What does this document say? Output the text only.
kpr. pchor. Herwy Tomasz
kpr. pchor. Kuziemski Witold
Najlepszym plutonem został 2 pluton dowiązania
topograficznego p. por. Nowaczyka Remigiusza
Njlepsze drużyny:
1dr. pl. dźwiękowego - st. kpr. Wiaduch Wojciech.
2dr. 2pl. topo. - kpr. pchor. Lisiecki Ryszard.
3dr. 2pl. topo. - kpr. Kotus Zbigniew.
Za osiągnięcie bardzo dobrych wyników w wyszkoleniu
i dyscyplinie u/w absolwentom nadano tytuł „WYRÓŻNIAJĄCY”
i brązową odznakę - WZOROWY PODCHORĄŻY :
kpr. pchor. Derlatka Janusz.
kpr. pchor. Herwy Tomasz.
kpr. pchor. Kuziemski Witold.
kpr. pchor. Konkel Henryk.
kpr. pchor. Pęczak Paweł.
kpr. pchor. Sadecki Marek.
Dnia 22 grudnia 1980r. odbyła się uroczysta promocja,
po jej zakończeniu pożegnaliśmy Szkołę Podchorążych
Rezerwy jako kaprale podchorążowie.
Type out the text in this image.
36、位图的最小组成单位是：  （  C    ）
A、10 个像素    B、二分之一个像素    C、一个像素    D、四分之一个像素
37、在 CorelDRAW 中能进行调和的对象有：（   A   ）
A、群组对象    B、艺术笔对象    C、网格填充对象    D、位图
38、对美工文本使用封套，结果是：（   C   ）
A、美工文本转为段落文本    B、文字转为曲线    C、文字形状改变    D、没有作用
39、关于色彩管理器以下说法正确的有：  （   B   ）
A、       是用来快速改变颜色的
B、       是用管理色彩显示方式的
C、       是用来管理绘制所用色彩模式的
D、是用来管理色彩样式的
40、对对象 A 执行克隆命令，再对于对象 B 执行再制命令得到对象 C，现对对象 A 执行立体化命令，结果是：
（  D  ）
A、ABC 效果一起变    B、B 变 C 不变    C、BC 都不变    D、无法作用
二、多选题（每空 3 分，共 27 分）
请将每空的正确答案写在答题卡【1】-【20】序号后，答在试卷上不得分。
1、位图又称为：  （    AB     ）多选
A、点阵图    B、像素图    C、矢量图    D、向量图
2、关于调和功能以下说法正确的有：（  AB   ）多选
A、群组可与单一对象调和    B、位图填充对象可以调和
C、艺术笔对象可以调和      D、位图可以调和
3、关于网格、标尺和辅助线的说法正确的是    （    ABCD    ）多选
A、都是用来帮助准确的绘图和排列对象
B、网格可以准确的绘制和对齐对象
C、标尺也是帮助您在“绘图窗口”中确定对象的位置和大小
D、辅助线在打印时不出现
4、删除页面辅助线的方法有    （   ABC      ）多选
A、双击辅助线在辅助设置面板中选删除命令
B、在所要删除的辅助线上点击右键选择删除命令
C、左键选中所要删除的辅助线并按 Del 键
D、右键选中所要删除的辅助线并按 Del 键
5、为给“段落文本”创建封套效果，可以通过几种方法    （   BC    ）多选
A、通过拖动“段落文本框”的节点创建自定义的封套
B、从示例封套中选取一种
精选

================

* TASK PROMPT
What are the lines from the one with "Type out the text in this image." through the last line of the records above? Quote them exactly and add nothing.

* REPLY TO THE TASK
Type out the text in this image.
36、位图的最小组成单位是：  （  C    ）
A、10 个像素    B、二分之一个像素    C、一个像素    D、四分之一个像素
37、在 CorelDRAW 中能进行调和的对象有：（   A   ）
A、群组对象    B、艺术笔对象    C、网格填充对象    D、位图
38、对美工文本使用封套，结果是：（   C   ）
A、美工文本转为段落文本    B、文字转为曲线    C、文字形状改变    D、没有作用
39、关于色彩管理器以下说法正确的有：  （   B   ）
A、       是用来快速改变颜色的
B、       是用管理色彩显示方式的
C、       是用来管理绘制所用色彩模式的
D、是用来管理色彩样式的
40、对对象 A 执行克隆命令，再对于对象 B 执行再制命令得到对象 C，现对对象 A 执行立体化命令，结果是：
（  D  ）
A、ABC 效果一起变    B、B 变 C 不变    C、BC 都不变    D、无法作用
二、多选题（每空 3 分，共 27 分）
请将每空的正确答案写在答题卡【1】-【20】序号后，答在试卷上不得分。
1、位图又称为：  （    AB     ）多选
A、点阵图    B、像素图    C、矢量图    D、向量图
2、关于调和功能以下说法正确的有：（  AB   ）多选
A、群组可与单一对象调和    B、位图填充对象可以调和
C、艺术笔对象可以调和      D、位图可以调和
3、关于网格、标尺和辅助线的说法正确的是    （    ABCD    ）多选
A、都是用来帮助准确的绘图和排列对象
B、网格可以准确的绘制和对齐对象
C、标尺也是帮助您在“绘图窗口”中确定对象的位置和大小
D、辅助线在打印时不出现
4、删除页面辅助线的方法有    （   ABC      ）多选
A、双击辅助线在辅助设置面板中选删除命令
B、在所要删除的辅助线上点击右键选择删除命令
C、左键选中所要删除的辅助线并按 Del 键
D、右键选中所要删除的辅助线并按 Del 键
5、为给“段落文本”创建封套效果，可以通过几种方法    （   BC    ）多选
A、通过拖动“段落文本框”的节点创建自定义的封套
B、从示例封套中选取一种
精选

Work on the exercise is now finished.